EXERCISE BRIEF:
Before the records, set down the part of the text on the law of crises that opens with the words containing "If there is" and closes with "the most readily.", copying it exactly.

TEXT UNDER STUDY:
If there is sufficient vitality in the body to react to natural treatment and if the destruction of vital parts and organs has not too far advanced, a cure is possible. Often the seemingly hopeless cases yield the most readily.

Our success is due to the fact that we do not rely on any one method of treatment, but combine in our work everything that is good in the different systems of natural healing.


The Law of Crises

Everywhere in nature and in the world of men we find the Law of Crises in evidence. This proves it to be a universal law, ruling all cosmic relations and activities.

Wars and revolutions are the healing crises in the life of nations. Heresies and reformations are the crises of religion. In strikes, riots and panics, we recognize the crises of commercial life.

Staid old Mother Earth herself has in the hoary past repeatedly changed the configurations of her continents and oceans by great cataclysms or geological crises.

When the sultry summer air has become pregnant with poisonous vapors and miasmas, atmospheric crises, such as rainstorms, thunder, lightning and electric storms, cool and purify the air and charge it anew with life-giving ozone. In like manner will healing crises purify the disease-laden bodies of men.

Emanuel Swedenborg gives us a wonderful description of the Law of Crises in its relationship to the regeneration of the soul. We quote from the chapter in which he describes the working of this law, entitled, "Regeneration Is Effected by Combats in Temptation."

"They who have not been instructed concerning the regeneration of man think that man can be regenerated without temptation. But it is to be known that no one is regenerated without temptation; and that many temptations succeed, one after another. The reason is that regeneration is effected for an end, in order that the life of the old man may die, and the new life which is heavenly be insinuated. It is evident, therefore, that there must be a conflict [healing crisis--author's note ]; for the life of the old man resists and determines not to be extinguished; and the life of the new man can only enter where the life of the old is extinct.

LISTED ENTRIES:
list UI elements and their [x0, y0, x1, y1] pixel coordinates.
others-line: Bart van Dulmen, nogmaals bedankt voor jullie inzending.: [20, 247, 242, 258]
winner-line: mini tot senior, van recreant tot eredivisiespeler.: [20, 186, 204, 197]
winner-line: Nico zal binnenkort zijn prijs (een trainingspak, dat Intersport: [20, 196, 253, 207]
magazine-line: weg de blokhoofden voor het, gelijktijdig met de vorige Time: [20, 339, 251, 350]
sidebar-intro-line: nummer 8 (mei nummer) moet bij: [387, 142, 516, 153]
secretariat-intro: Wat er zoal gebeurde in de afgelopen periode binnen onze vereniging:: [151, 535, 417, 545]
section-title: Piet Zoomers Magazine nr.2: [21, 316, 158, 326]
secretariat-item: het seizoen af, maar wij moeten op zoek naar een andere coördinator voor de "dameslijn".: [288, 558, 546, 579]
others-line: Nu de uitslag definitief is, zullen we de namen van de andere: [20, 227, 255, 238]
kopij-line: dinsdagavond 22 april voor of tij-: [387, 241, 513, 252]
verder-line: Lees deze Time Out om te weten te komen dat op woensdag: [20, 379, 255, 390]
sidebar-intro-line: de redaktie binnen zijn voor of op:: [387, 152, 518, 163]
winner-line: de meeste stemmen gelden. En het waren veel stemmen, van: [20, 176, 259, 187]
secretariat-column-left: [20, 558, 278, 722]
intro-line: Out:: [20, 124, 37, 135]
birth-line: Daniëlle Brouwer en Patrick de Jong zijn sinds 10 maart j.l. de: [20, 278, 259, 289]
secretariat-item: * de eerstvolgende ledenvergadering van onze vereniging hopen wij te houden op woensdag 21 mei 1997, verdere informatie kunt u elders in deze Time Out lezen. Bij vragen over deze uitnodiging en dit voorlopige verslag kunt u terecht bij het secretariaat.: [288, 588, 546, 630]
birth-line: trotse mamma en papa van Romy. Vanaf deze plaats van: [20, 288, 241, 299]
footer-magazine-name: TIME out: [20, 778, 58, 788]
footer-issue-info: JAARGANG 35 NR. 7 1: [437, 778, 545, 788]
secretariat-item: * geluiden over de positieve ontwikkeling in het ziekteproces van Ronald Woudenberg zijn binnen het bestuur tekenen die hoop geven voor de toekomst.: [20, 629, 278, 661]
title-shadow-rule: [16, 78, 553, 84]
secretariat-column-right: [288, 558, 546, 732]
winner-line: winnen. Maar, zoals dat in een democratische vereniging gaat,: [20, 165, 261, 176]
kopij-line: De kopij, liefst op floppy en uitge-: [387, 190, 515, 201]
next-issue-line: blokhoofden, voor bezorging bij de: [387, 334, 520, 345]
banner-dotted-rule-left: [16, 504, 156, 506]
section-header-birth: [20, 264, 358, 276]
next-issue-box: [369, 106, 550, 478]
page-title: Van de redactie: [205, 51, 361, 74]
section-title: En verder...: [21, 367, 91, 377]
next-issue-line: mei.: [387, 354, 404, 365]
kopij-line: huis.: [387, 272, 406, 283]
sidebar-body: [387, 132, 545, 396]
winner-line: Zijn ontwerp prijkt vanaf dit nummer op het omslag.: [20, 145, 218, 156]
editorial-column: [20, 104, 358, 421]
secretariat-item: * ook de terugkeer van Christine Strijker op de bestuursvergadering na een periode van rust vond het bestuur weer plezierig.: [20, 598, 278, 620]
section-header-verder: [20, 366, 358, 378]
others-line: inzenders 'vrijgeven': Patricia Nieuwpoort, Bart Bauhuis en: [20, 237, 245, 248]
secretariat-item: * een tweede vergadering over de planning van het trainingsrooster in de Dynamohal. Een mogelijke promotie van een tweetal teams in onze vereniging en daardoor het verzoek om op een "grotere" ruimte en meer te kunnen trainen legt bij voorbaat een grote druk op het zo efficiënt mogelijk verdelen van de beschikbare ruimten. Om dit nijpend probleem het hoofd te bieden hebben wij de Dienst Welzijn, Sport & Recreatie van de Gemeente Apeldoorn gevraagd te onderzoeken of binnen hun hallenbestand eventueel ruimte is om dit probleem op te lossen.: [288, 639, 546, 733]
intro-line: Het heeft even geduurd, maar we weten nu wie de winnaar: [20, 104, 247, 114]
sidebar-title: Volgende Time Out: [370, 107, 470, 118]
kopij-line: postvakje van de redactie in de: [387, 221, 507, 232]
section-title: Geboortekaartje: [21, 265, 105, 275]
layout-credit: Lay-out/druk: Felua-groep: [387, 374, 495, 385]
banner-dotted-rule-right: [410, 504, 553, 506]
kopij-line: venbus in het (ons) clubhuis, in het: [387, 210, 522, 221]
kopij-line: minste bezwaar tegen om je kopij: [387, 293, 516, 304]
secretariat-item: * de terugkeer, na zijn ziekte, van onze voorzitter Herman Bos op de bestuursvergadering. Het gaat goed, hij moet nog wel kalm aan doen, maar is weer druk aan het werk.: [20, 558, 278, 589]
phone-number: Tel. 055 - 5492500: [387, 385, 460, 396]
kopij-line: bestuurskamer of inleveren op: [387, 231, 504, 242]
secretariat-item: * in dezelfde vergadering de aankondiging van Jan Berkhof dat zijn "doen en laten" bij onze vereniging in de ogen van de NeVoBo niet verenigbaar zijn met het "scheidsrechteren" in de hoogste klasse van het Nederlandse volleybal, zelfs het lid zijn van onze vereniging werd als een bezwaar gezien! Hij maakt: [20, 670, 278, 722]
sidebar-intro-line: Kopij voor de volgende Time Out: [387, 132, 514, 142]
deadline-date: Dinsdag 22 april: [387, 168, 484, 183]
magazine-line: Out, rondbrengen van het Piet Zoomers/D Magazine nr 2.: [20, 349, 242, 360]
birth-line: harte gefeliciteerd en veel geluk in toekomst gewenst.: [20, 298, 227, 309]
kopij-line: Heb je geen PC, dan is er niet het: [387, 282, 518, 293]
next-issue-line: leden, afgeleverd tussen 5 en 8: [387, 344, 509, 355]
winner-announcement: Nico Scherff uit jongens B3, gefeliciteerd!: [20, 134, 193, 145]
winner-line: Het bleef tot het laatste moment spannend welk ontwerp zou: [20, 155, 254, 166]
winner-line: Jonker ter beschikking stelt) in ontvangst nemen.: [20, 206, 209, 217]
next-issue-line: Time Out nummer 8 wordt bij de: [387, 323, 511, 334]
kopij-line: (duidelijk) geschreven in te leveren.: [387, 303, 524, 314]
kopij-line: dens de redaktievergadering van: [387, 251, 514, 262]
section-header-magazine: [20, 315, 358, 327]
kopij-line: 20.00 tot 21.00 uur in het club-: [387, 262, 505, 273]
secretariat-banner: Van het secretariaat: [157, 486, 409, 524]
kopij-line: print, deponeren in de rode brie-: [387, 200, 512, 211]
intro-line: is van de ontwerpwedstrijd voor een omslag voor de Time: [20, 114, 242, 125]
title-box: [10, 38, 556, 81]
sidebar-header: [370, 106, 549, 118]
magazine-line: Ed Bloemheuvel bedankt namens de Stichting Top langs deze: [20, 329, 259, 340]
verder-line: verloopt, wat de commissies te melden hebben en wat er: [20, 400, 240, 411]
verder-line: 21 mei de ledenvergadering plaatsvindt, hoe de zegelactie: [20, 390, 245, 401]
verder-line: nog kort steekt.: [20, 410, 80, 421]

RESPONSE TO THIS TASK:
If there is sufficient vitality in the body to react to natural treatment and if the destruction of vital parts and organs has not too far advanced, a cure is possible. Often the seemingly hopeless cases yield the most readily.